### ROWS
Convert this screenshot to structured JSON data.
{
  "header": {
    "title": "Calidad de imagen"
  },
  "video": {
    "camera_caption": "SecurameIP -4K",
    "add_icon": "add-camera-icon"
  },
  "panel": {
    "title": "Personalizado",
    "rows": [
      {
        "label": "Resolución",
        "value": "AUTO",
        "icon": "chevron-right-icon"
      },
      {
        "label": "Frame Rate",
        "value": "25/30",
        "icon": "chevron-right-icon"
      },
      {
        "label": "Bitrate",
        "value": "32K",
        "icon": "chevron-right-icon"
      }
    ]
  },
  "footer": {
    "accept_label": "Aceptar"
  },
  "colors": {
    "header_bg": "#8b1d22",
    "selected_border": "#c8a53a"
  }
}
==
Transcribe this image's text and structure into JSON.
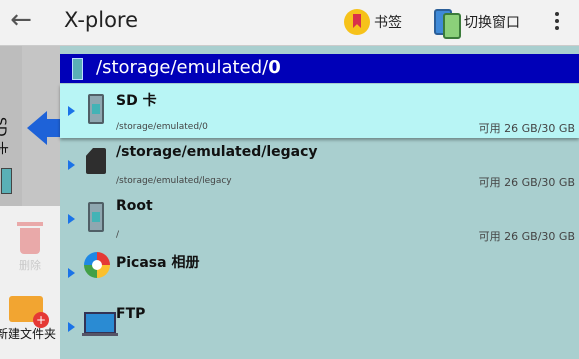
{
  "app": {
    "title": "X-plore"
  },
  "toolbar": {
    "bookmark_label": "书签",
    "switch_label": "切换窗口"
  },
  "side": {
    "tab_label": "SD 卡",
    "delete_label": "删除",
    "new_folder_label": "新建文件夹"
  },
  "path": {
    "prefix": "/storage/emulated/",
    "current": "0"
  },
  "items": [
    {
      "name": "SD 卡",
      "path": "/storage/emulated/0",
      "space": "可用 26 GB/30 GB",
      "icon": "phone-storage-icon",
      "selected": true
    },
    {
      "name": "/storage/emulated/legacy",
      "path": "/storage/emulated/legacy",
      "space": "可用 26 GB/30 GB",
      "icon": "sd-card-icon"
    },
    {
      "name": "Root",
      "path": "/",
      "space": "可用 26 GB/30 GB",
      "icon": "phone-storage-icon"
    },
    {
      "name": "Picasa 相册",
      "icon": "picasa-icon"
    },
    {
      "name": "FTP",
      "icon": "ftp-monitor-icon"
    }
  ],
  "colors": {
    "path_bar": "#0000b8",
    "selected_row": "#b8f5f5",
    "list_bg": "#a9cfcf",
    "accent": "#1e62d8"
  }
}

### OBJECTIVE
Search the entries for the string "name" and collect each line that has it.

### RESULT FOR THIS TASK
      "name": "SD 卡",
      "name": "/storage/emulated/legacy",
      "name": "Root",
      "name": "Picasa 相册",
      "name": "FTP",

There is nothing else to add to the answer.